- What you are asked to do:
Print each of the entries exactly, leaving nothing out.

- Data entries:
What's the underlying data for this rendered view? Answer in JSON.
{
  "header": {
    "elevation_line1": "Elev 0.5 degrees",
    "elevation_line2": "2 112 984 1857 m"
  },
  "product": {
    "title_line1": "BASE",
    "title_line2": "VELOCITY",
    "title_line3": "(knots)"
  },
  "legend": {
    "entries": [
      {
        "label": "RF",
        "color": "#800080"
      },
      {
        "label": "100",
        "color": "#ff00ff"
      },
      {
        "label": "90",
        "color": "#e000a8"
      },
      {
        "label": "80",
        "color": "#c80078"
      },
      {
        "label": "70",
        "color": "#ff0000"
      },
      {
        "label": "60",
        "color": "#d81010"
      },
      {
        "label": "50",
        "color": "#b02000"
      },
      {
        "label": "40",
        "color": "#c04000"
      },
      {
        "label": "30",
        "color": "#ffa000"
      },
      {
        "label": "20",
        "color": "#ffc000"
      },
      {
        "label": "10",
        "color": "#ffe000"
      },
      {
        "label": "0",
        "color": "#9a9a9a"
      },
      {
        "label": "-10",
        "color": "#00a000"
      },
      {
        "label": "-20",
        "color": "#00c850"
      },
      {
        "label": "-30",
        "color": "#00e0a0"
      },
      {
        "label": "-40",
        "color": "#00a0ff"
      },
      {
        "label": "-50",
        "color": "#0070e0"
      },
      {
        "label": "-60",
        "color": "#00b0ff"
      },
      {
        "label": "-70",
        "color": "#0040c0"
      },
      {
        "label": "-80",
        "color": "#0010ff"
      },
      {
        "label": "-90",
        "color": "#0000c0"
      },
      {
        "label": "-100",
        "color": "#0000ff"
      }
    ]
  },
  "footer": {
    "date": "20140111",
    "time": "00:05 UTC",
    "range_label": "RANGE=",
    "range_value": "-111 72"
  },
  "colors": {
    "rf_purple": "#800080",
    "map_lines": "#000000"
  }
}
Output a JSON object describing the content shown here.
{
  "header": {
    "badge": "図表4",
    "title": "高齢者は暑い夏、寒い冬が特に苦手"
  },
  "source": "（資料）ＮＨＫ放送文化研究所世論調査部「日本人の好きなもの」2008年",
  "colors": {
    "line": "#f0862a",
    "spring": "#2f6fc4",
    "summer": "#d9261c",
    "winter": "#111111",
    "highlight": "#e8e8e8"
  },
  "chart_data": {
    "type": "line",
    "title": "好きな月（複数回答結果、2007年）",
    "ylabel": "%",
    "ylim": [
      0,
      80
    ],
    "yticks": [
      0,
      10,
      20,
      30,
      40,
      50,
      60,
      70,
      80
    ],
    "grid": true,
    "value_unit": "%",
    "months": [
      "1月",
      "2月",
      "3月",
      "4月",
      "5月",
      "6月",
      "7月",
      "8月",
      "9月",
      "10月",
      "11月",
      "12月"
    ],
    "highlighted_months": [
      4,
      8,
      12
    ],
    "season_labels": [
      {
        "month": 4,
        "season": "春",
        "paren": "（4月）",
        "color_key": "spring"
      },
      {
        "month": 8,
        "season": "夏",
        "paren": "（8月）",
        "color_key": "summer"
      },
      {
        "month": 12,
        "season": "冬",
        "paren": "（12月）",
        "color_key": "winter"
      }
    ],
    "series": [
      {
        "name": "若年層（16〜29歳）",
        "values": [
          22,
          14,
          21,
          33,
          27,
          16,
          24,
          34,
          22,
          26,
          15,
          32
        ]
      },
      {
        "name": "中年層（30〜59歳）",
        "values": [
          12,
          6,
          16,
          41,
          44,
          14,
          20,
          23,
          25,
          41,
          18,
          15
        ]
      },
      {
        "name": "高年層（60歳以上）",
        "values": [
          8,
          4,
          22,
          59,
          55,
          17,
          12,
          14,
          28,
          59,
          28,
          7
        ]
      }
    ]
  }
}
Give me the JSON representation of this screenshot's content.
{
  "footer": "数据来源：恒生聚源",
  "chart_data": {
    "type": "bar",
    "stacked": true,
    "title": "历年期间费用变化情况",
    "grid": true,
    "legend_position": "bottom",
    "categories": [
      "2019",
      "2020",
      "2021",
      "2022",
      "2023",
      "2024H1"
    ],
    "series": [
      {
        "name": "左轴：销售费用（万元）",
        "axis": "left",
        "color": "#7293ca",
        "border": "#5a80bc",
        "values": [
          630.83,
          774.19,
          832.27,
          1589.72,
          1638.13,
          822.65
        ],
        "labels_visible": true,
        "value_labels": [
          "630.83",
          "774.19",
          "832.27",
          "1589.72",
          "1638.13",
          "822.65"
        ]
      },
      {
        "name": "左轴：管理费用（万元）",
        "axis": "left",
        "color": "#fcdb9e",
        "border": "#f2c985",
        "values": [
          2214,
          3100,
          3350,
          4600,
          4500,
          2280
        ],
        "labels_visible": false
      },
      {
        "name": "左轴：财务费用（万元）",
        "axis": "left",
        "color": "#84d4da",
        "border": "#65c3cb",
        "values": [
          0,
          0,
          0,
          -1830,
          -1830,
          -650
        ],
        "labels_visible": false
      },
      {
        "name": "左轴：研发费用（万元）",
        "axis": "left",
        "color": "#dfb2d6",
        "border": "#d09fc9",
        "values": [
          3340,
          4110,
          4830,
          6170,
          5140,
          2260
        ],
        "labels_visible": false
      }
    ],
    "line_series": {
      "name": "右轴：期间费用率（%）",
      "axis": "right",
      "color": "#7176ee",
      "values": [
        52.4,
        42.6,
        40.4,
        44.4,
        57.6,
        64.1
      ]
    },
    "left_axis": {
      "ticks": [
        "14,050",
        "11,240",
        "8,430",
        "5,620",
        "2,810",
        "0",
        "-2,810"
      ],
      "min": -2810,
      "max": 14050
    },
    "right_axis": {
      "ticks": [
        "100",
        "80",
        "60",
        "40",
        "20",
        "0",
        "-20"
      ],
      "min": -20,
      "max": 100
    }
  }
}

- Task result:
What's the underlying data for this rendered view? Answer in JSON.
{
  "header": {
    "elevation_line1": "Elev 0.5 degrees",
    "elevation_line2": "2 112 984 1857 m"
  },
  "product": {
    "title_line1": "BASE",
    "title_line2": "VELOCITY",
    "title_line3": "(knots)"
  },
  "legend": {
    "entries": [
      {
        "label": "RF",
        "color": "#800080"
      },
      {
        "label": "100",
        "color": "#ff00ff"
      },
      {
        "label": "90",
        "color": "#e000a8"
      },
      {
        "label": "80",
        "color": "#c80078"
      },
      {
        "label": "70",
        "color": "#ff0000"
      },
      {
        "label": "60",
        "color": "#d81010"
      },
      {
        "label": "50",
        "color": "#b02000"
      },
      {
        "label": "40",
        "color": "#c04000"
      },
      {
        "label": "30",
        "color": "#ffa000"
      },
      {
        "label": "20",
        "color": "#ffc000"
      },
      {
        "label": "10",
        "color": "#ffe000"
      },
      {
        "label": "0",
        "color": "#9a9a9a"
      },
      {
        "label": "-10",
        "color": "#00a000"
      },
      {
        "label": "-20",
        "color": "#00c850"
      },
      {
        "label": "-30",
        "color": "#00e0a0"
      },
      {
        "label": "-40",
        "color": "#00a0ff"
      },
      {
        "label": "-50",
        "color": "#0070e0"
      },
      {
        "label": "-60",
        "color": "#00b0ff"
      },
      {
        "label": "-70",
        "color": "#0040c0"
      },
      {
        "label": "-80",
        "color": "#0010ff"
      },
      {
        "label": "-90",
        "color": "#0000c0"
      },
      {
        "label": "-100",
        "color": "#0000ff"
      }
    ]
  },
  "footer": {
    "date": "20140111",
    "time": "00:05 UTC",
    "range_label": "RANGE=",
    "range_value": "-111 72"
  },
  "colors": {
    "rf_purple": "#800080",
    "map_lines": "#000000"
  }
}
Output a JSON object describing the content shown here.
{
  "header": {
    "badge": "図表4",
    "title": "高齢者は暑い夏、寒い冬が特に苦手"
  },
  "source": "（資料）ＮＨＫ放送文化研究所世論調査部「日本人の好きなもの」2008年",
  "colors": {
    "line": "#f0862a",
    "spring": "#2f6fc4",
    "summer": "#d9261c",
    "winter": "#111111",
    "highlight": "#e8e8e8"
  },
  "chart_data": {
    "type": "line",
    "title": "好きな月（複数回答結果、2007年）",
    "ylabel": "%",
    "ylim": [
      0,
      80
    ],
    "yticks": [
      0,
      10,
      20,
      30,
      40,
      50,
      60,
      70,
      80
    ],
    "grid": true,
    "value_unit": "%",
    "months": [
      "1月",
      "2月",
      "3月",
      "4月",
      "5月",
      "6月",
      "7月",
      "8月",
      "9月",
      "10月",
      "11月",
      "12月"
    ],
    "highlighted_months": [
      4,
      8,
      12
    ],
    "season_labels": [
      {
        "month": 4,
        "season": "春",
        "paren": "（4月）",
        "color_key": "spring"
      },
      {
        "month": 8,
        "season": "夏",
        "paren": "（8月）",
        "color_key": "summer"
      },
      {
        "month": 12,
        "season": "冬",
        "paren": "（12月）",
        "color_key": "winter"
      }
    ],
    "series": [
      {
        "name": "若年層（16〜29歳）",
        "values": [
          22,
          14,
          21,
          33,
          27,
          16,
          24,
          34,
          22,
          26,
          15,
          32
        ]
      },
      {
        "name": "中年層（30〜59歳）",
        "values": [
          12,
          6,
          16,
          41,
          44,
          14,
          20,
          23,
          25,
          41,
          18,
          15
        ]
      },
      {
        "name": "高年層（60歳以上）",
        "values": [
          8,
          4,
          22,
          59,
          55,
          17,
          12,
          14,
          28,
          59,
          28,
          7
        ]
      }
    ]
  }
}
Give me the JSON representation of this screenshot's content.
{
  "footer": "数据来源：恒生聚源",
  "chart_data": {
    "type": "bar",
    "stacked": true,
    "title": "历年期间费用变化情况",
    "grid": true,
    "legend_position": "bottom",
    "categories": [
      "2019",
      "2020",
      "2021",
      "2022",
      "2023",
      "2024H1"
    ],
    "series": [
      {
        "name": "左轴：销售费用（万元）",
        "axis": "left",
        "color": "#7293ca",
        "border": "#5a80bc",
        "values": [
          630.83,
          774.19,
          832.27,
          1589.72,
          1638.13,
          822.65
        ],
        "labels_visible": true,
        "value_labels": [
          "630.83",
          "774.19",
          "832.27",
          "1589.72",
          "1638.13",
          "822.65"
        ]
      },
      {
        "name": "左轴：管理费用（万元）",
        "axis": "left",
        "color": "#fcdb9e",
        "border": "#f2c985",
        "values": [
          2214,
          3100,
          3350,
          4600,
          4500,
          2280
        ],
        "labels_visible": false
      },
      {
        "name": "左轴：财务费用（万元）",
        "axis": "left",
        "color": "#84d4da",
        "border": "#65c3cb",
        "values": [
          0,
          0,
          0,
          -1830,
          -1830,
          -650
        ],
        "labels_visible": false
      },
      {
        "name": "左轴：研发费用（万元）",
        "axis": "left",
        "color": "#dfb2d6",
        "border": "#d09fc9",
        "values": [
          3340,
          4110,
          4830,
          6170,
          5140,
          2260
        ],
        "labels_visible": false
      }
    ],
    "line_series": {
      "name": "右轴：期间费用率（%）",
      "axis": "right",
      "color": "#7176ee",
      "values": [
        52.4,
        42.6,
        40.4,
        44.4,
        57.6,
        64.1
      ]
    },
    "left_axis": {
      "ticks": [
        "14,050",
        "11,240",
        "8,430",
        "5,620",
        "2,810",
        "0",
        "-2,810"
      ],
      "min": -2810,
      "max": 14050
    },
    "right_axis": {
      "ticks": [
        "100",
        "80",
        "60",
        "40",
        "20",
        "0",
        "-20"
      ],
      "min": -20,
      "max": 100
    }
  }
}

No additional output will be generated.